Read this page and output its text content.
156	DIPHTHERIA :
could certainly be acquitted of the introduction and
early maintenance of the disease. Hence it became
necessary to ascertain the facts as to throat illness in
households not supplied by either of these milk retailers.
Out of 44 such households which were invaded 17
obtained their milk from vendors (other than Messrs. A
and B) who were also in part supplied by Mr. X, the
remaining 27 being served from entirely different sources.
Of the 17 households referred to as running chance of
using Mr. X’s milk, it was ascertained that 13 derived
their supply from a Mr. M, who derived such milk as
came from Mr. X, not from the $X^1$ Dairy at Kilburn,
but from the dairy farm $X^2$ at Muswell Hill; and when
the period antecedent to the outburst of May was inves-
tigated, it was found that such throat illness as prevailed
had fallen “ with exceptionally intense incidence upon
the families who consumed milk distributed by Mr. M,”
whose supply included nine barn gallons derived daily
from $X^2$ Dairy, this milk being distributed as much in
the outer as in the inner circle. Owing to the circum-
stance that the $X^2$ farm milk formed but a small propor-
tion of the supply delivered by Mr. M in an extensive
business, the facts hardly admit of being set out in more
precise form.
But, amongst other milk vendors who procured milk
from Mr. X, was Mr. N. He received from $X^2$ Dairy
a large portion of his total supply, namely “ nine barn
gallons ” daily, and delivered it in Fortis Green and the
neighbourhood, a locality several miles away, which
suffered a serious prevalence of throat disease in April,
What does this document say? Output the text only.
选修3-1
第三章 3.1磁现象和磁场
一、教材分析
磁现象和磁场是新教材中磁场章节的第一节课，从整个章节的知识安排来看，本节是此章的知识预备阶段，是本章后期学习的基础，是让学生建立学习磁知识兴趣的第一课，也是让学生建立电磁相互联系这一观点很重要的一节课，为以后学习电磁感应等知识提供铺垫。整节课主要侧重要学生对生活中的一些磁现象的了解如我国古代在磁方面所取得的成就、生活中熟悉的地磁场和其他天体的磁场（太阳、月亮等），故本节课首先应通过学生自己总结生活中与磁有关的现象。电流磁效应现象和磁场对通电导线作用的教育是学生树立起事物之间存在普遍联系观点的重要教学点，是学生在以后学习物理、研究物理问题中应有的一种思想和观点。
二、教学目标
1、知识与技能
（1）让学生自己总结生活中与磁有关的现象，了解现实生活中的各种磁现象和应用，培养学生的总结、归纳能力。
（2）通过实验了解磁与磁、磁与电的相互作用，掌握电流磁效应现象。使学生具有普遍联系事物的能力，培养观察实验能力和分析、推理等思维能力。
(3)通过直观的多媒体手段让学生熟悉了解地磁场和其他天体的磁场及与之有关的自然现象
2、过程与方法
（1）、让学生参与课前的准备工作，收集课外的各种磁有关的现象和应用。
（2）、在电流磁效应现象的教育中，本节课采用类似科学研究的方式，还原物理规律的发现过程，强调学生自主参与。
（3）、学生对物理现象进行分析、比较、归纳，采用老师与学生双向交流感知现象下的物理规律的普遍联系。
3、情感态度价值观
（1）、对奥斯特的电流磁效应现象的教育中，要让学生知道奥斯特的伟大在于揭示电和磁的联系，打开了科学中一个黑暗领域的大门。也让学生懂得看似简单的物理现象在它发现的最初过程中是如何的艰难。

::::

## Task directions:
From the listing above, collect every line that mentions the word "supply".

## Written response:
their supply from a Mr. M, who derived such milk as
whose supply included nine barn gallons derived daily
tion of the supply delivered by Mr. M in an extensive
a large portion of his total supply, namely “ nine barn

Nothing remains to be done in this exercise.